→ What you are asked to do:
Of the lines in the entries, how many hold the word "image"? Give that number alone.
begin
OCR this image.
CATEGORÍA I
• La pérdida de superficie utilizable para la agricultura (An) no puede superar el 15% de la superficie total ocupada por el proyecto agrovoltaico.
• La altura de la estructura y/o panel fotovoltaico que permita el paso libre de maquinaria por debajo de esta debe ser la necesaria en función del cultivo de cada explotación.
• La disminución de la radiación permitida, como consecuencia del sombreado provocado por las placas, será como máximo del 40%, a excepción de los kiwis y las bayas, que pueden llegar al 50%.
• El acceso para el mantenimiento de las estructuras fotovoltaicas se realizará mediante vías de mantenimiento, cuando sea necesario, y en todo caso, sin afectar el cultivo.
end
begin
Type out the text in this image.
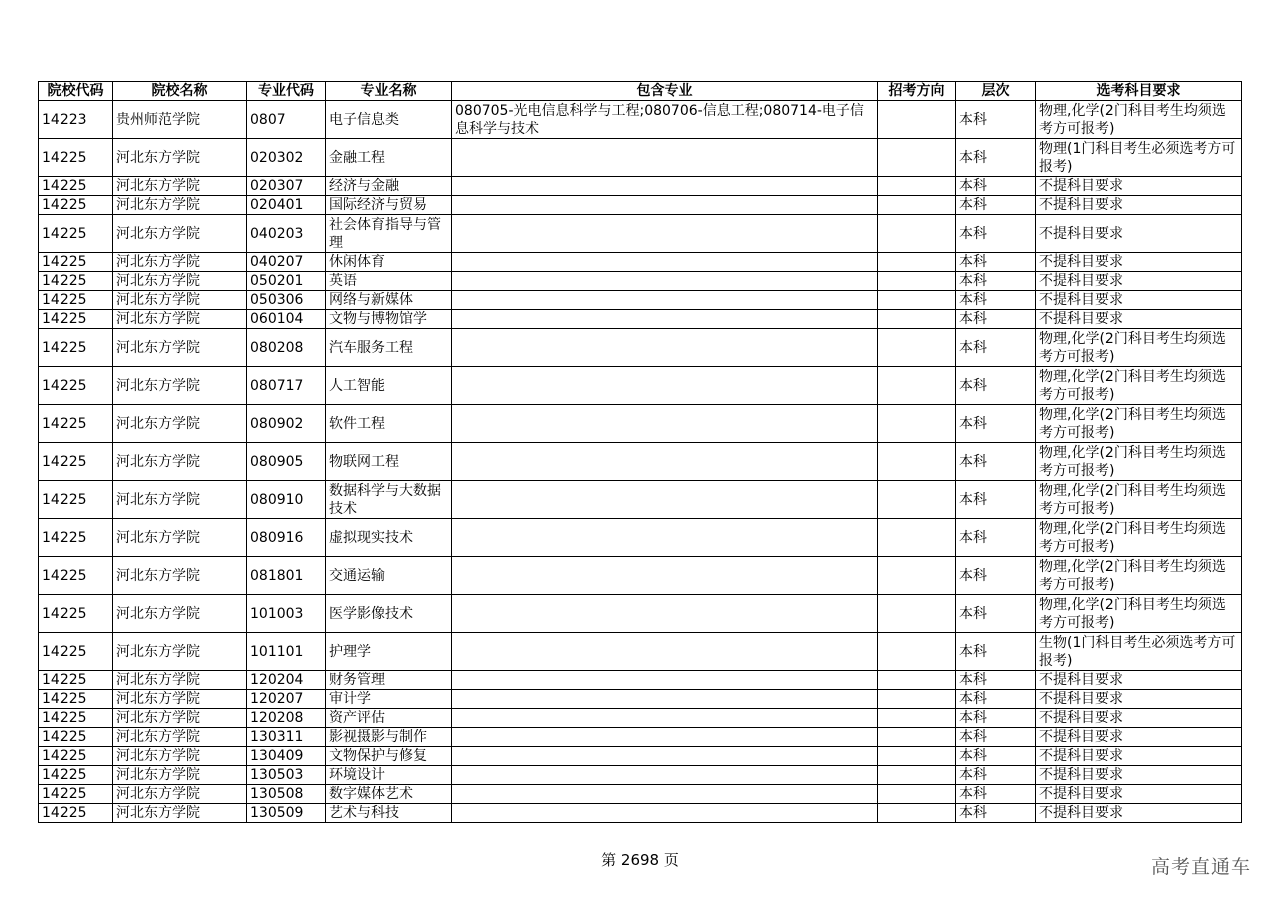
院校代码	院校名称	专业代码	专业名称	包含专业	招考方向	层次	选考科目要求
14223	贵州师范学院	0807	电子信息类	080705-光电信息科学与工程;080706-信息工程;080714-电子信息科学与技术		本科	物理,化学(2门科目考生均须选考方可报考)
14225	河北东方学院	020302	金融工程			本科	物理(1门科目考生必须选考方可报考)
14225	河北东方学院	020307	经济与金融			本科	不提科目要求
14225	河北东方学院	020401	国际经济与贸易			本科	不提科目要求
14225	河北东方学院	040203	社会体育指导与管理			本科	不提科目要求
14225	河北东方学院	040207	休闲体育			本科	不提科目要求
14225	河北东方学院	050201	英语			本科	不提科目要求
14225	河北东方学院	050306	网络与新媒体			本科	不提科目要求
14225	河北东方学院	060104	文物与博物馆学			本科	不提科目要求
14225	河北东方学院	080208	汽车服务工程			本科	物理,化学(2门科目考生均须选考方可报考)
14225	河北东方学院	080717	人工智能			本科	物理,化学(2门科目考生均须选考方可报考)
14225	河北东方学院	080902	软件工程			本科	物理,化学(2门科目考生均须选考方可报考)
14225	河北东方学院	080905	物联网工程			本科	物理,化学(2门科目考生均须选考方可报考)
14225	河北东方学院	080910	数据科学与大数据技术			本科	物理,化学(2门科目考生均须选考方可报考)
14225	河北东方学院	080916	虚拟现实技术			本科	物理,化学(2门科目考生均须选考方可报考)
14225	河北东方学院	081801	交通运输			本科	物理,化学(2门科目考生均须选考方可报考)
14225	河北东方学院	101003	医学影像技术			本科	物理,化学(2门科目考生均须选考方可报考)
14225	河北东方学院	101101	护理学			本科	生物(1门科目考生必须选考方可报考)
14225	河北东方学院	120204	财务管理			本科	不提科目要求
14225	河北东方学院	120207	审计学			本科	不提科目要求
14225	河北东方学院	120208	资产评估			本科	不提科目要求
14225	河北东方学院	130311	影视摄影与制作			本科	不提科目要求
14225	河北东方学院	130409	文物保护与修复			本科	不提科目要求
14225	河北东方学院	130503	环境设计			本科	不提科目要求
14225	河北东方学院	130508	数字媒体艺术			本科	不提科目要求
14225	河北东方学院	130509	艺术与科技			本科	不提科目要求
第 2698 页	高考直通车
end
begin
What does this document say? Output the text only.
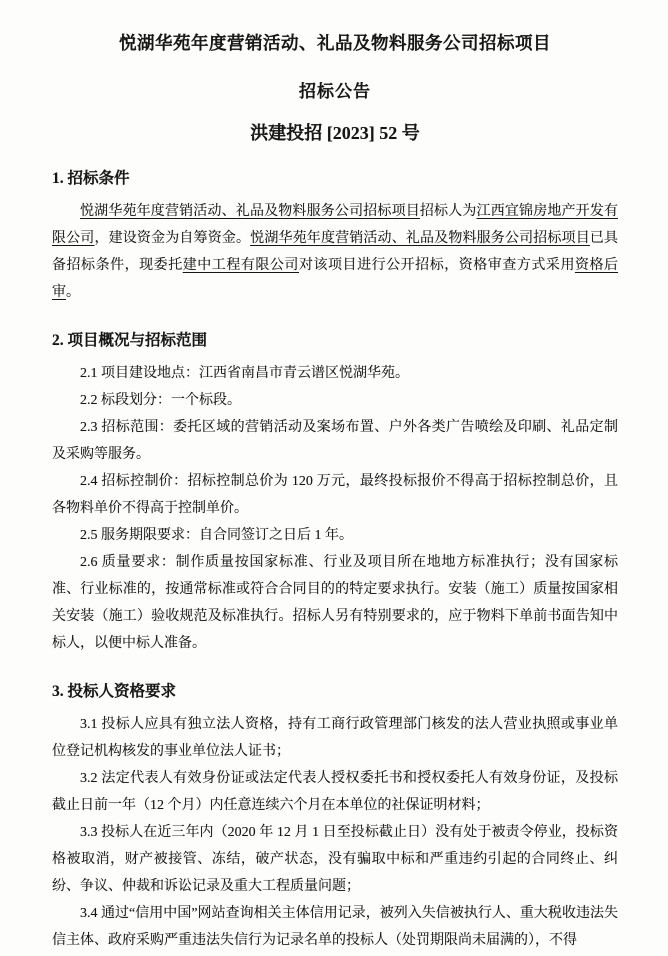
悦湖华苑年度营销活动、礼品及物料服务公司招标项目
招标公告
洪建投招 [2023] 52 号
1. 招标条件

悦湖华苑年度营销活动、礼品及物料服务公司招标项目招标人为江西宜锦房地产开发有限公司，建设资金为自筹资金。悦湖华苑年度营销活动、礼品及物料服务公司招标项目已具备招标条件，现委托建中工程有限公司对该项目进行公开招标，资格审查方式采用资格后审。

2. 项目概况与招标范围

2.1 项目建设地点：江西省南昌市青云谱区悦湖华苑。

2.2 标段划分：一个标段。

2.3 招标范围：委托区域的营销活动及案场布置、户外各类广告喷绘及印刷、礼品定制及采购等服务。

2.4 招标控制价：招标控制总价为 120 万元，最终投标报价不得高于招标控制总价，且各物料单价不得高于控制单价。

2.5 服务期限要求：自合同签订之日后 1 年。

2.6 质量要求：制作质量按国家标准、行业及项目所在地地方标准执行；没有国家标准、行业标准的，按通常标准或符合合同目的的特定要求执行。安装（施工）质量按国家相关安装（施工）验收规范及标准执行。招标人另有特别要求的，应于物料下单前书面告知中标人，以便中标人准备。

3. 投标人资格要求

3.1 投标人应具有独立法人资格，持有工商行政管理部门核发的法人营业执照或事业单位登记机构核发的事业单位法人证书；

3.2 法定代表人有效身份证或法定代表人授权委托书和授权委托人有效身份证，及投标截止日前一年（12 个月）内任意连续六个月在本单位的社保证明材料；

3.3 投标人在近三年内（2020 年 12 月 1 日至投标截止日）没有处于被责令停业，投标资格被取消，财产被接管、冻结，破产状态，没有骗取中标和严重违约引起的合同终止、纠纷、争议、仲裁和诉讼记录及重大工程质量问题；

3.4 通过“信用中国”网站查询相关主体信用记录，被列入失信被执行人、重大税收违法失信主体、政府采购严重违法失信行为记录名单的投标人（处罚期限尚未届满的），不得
end
→ Expected answer:
2